• **AIM**
Starting at the line that contains "Type out the text in this image.", copy each line through the end of the listing below. Include both ends and output nothing more.

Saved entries
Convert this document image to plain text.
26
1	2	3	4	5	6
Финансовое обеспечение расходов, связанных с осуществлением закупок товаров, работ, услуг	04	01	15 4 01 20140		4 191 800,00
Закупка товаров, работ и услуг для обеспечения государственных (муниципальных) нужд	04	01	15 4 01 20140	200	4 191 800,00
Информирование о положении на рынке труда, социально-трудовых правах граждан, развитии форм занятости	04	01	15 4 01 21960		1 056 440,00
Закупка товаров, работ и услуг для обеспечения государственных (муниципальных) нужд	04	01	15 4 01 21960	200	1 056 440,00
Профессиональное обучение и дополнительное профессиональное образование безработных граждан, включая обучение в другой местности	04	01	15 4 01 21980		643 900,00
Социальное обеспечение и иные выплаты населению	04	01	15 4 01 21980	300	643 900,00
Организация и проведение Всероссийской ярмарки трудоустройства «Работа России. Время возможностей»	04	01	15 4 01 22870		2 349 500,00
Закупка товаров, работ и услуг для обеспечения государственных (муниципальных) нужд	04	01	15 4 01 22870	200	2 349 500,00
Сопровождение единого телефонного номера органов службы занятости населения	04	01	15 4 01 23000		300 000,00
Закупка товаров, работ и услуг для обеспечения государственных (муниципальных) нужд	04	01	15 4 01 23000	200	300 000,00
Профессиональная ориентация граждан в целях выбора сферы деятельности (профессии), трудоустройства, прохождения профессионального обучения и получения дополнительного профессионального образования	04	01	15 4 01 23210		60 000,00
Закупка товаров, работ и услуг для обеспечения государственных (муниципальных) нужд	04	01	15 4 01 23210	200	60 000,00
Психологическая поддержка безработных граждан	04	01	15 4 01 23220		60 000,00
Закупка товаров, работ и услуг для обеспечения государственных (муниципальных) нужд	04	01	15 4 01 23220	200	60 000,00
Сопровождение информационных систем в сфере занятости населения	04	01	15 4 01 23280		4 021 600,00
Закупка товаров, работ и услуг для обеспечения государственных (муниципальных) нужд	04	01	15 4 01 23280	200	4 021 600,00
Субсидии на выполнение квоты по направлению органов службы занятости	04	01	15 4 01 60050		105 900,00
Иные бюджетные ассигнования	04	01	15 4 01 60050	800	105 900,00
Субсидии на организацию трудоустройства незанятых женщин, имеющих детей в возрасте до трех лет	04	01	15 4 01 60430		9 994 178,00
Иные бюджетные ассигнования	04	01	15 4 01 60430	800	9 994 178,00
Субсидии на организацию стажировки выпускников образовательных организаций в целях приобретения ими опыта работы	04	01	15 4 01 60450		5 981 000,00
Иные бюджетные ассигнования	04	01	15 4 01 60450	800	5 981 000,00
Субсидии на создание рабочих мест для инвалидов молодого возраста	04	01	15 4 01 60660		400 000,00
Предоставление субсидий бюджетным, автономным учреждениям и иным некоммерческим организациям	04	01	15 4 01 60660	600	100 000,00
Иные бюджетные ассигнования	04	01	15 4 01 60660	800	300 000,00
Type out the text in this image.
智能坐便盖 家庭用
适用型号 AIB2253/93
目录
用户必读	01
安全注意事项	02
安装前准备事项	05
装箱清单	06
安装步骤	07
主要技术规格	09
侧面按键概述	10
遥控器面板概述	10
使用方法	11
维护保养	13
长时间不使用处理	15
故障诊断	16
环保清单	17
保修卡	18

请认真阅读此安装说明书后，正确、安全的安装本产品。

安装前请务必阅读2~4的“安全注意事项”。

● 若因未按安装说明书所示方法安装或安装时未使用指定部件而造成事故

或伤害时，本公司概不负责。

• **EXERCISE RESULT**
Type out the text in this image.
智能坐便盖 家庭用
适用型号 AIB2253/93
目录
用户必读	01
安全注意事项	02
安装前准备事项	05
装箱清单	06
安装步骤	07
主要技术规格	09
侧面按键概述	10
遥控器面板概述	10
使用方法	11
维护保养	13
长时间不使用处理	15
故障诊断	16
环保清单	17
保修卡	18

请认真阅读此安装说明书后，正确、安全的安装本产品。

安装前请务必阅读2~4的“安全注意事项”。

● 若因未按安装说明书所示方法安装或安装时未使用指定部件而造成事故

或伤害时，本公司概不负责。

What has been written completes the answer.